Stored items
|---|

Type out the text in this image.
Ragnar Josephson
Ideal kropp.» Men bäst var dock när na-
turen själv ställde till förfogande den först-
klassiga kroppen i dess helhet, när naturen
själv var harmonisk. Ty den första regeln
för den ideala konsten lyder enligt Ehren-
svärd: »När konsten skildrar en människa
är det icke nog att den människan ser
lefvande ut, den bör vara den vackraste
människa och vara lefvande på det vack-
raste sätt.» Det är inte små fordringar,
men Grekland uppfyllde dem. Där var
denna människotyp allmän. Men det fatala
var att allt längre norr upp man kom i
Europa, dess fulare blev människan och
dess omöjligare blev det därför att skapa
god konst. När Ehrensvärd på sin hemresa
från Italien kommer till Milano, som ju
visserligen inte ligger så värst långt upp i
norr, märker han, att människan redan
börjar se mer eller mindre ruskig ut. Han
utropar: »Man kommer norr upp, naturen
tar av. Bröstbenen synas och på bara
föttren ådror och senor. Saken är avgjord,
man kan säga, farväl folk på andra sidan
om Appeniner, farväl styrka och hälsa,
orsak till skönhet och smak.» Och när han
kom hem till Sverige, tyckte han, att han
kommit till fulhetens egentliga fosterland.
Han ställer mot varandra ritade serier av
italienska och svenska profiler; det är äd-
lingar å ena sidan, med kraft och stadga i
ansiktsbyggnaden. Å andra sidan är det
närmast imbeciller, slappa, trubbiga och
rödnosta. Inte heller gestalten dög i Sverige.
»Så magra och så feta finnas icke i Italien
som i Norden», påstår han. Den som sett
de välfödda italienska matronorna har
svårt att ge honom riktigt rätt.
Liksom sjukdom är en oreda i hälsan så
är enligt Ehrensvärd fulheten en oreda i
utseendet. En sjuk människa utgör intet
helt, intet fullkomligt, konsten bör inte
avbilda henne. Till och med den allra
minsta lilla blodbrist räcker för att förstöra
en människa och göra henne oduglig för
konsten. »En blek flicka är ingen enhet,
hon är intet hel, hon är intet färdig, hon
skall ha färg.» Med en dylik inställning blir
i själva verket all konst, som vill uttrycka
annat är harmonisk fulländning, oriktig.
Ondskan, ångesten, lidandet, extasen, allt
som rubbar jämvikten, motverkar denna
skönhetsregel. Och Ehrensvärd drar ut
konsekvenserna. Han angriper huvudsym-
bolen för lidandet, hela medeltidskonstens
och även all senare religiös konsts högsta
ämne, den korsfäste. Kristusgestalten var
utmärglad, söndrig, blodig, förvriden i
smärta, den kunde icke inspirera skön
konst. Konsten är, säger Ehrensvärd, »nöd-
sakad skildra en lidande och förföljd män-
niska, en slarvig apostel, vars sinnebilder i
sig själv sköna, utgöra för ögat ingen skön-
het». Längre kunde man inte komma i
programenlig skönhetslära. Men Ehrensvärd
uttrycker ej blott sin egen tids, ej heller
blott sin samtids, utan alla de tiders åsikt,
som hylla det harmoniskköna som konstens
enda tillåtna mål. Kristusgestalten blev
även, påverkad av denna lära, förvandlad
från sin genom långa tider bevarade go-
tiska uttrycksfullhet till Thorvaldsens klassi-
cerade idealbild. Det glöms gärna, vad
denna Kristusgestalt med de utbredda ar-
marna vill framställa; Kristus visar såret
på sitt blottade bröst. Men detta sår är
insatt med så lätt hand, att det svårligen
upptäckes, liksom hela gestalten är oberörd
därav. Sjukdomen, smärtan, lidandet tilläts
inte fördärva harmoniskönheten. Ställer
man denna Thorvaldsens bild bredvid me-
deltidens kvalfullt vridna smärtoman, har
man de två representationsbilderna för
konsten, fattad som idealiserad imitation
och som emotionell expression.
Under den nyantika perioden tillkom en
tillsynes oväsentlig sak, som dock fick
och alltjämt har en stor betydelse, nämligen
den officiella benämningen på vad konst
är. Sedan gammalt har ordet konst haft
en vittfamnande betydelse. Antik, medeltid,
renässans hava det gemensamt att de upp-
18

|---|

» **TASK PROMPT**: Return all data verbatim.

» **REPLY**:
Type out the text in this image.
Ragnar Josephson
Ideal kropp.» Men bäst var dock när na-
turen själv ställde till förfogande den först-
klassiga kroppen i dess helhet, när naturen
själv var harmonisk. Ty den första regeln
för den ideala konsten lyder enligt Ehren-
svärd: »När konsten skildrar en människa
är det icke nog att den människan ser
lefvande ut, den bör vara den vackraste
människa och vara lefvande på det vack-
raste sätt.» Det är inte små fordringar,
men Grekland uppfyllde dem. Där var
denna människotyp allmän. Men det fatala
var att allt längre norr upp man kom i
Europa, dess fulare blev människan och
dess omöjligare blev det därför att skapa
god konst. När Ehrensvärd på sin hemresa
från Italien kommer till Milano, som ju
visserligen inte ligger så värst långt upp i
norr, märker han, att människan redan
börjar se mer eller mindre ruskig ut. Han
utropar: »Man kommer norr upp, naturen
tar av. Bröstbenen synas och på bara
föttren ådror och senor. Saken är avgjord,
man kan säga, farväl folk på andra sidan
om Appeniner, farväl styrka och hälsa,
orsak till skönhet och smak.» Och när han
kom hem till Sverige, tyckte han, att han
kommit till fulhetens egentliga fosterland.
Han ställer mot varandra ritade serier av
italienska och svenska profiler; det är äd-
lingar å ena sidan, med kraft och stadga i
ansiktsbyggnaden. Å andra sidan är det
närmast imbeciller, slappa, trubbiga och
rödnosta. Inte heller gestalten dög i Sverige.
»Så magra och så feta finnas icke i Italien
som i Norden», påstår han. Den som sett
de välfödda italienska matronorna har
svårt att ge honom riktigt rätt.
Liksom sjukdom är en oreda i hälsan så
är enligt Ehrensvärd fulheten en oreda i
utseendet. En sjuk människa utgör intet
helt, intet fullkomligt, konsten bör inte
avbilda henne. Till och med den allra
minsta lilla blodbrist räcker för att förstöra
en människa och göra henne oduglig för
konsten. »En blek flicka är ingen enhet,
hon är intet hel, hon är intet färdig, hon
skall ha färg.» Med en dylik inställning blir
i själva verket all konst, som vill uttrycka
annat är harmonisk fulländning, oriktig.
Ondskan, ångesten, lidandet, extasen, allt
som rubbar jämvikten, motverkar denna
skönhetsregel. Och Ehrensvärd drar ut
konsekvenserna. Han angriper huvudsym-
bolen för lidandet, hela medeltidskonstens
och även all senare religiös konsts högsta
ämne, den korsfäste. Kristusgestalten var
utmärglad, söndrig, blodig, förvriden i
smärta, den kunde icke inspirera skön
konst. Konsten är, säger Ehrensvärd, »nöd-
sakad skildra en lidande och förföljd män-
niska, en slarvig apostel, vars sinnebilder i
sig själv sköna, utgöra för ögat ingen skön-
het». Längre kunde man inte komma i
programenlig skönhetslära. Men Ehrensvärd
uttrycker ej blott sin egen tids, ej heller
blott sin samtids, utan alla de tiders åsikt,
som hylla det harmoniskköna som konstens
enda tillåtna mål. Kristusgestalten blev
även, påverkad av denna lära, förvandlad
från sin genom långa tider bevarade go-
tiska uttrycksfullhet till Thorvaldsens klassi-
cerade idealbild. Det glöms gärna, vad
denna Kristusgestalt med de utbredda ar-
marna vill framställa; Kristus visar såret
på sitt blottade bröst. Men detta sår är
insatt med så lätt hand, att det svårligen
upptäckes, liksom hela gestalten är oberörd
därav. Sjukdomen, smärtan, lidandet tilläts
inte fördärva harmoniskönheten. Ställer
man denna Thorvaldsens bild bredvid me-
deltidens kvalfullt vridna smärtoman, har
man de två representationsbilderna för
konsten, fattad som idealiserad imitation
och som emotionell expression.
Under den nyantika perioden tillkom en
tillsynes oväsentlig sak, som dock fick
och alltjämt har en stor betydelse, nämligen
den officiella benämningen på vad konst
är. Sedan gammalt har ordet konst haft
en vittfamnande betydelse. Antik, medeltid,
renässans hava det gemensamt att de upp-
18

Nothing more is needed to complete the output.